_Supplied records_
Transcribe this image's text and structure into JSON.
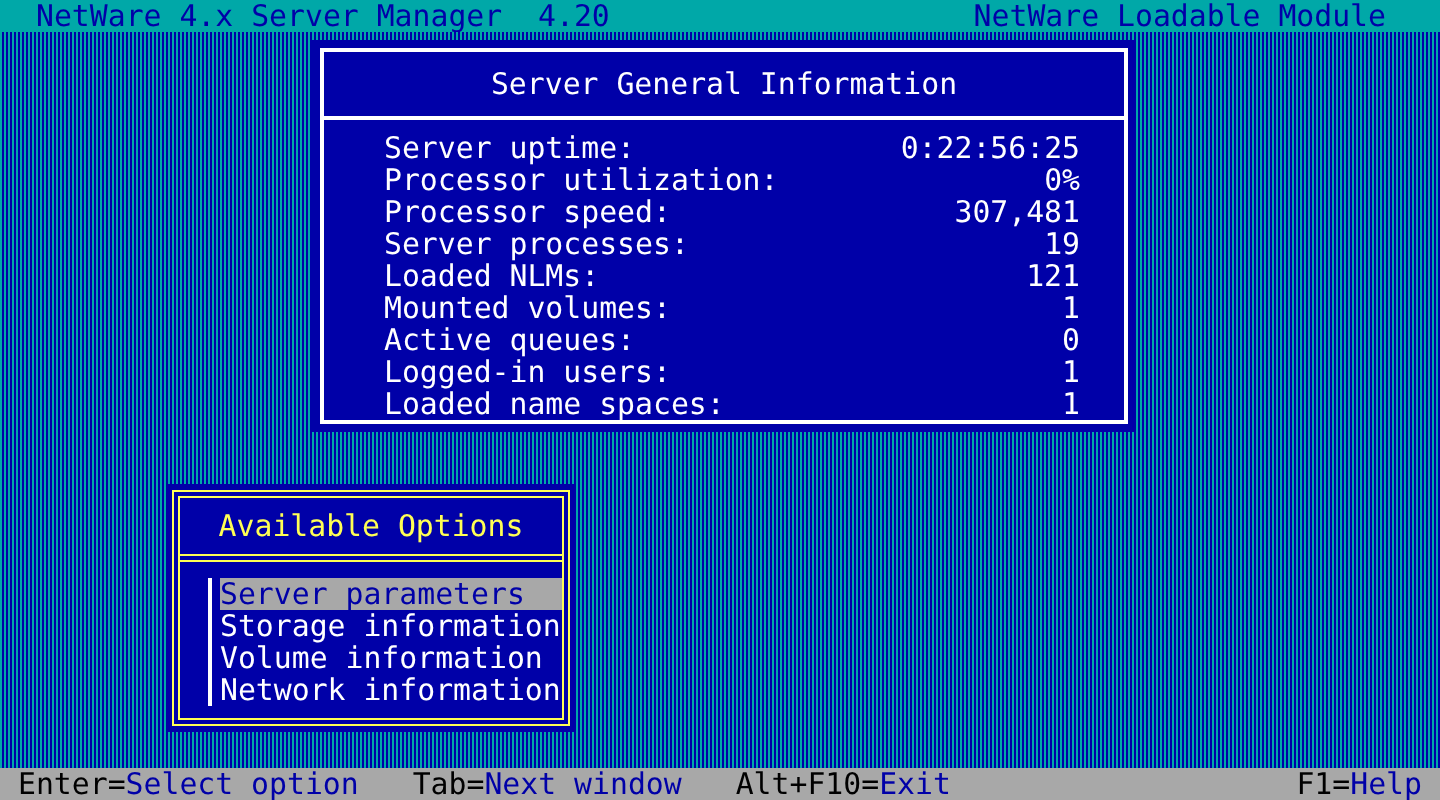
{
  "header": {
    "title": "NetWare 4.x Server Manager  4.20",
    "module": "NetWare Loadable Module"
  },
  "info_window": {
    "title": "Server General Information",
    "rows": [
      {
        "label": "Server uptime:",
        "value": "0:22:56:25"
      },
      {
        "label": "Processor utilization:",
        "value": "0%"
      },
      {
        "label": "Processor speed:",
        "value": "307,481"
      },
      {
        "label": "Server processes:",
        "value": "19"
      },
      {
        "label": "Loaded NLMs:",
        "value": "121"
      },
      {
        "label": "Mounted volumes:",
        "value": "1"
      },
      {
        "label": "Active queues:",
        "value": "0"
      },
      {
        "label": "Logged-in users:",
        "value": "1"
      },
      {
        "label": "Loaded name spaces:",
        "value": "1"
      }
    ]
  },
  "options_window": {
    "title": "Available Options",
    "items": [
      {
        "label": "Server parameters",
        "selected": true
      },
      {
        "label": "Storage information",
        "selected": false
      },
      {
        "label": "Volume information",
        "selected": false
      },
      {
        "label": "Network information",
        "selected": false
      }
    ]
  },
  "status_bar": {
    "hints": [
      {
        "key": "Enter=",
        "action": "Select option"
      },
      {
        "key": "Tab=",
        "action": "Next window"
      },
      {
        "key": "Alt+F10=",
        "action": "Exit"
      },
      {
        "key": "F1=",
        "action": "Help"
      }
    ]
  }
}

_Written exercise_
Copy out every line holding the string "action".

_Response to the exercise_
        "action": "Select option"
        "action": "Next window"
        "action": "Exit"
        "action": "Help"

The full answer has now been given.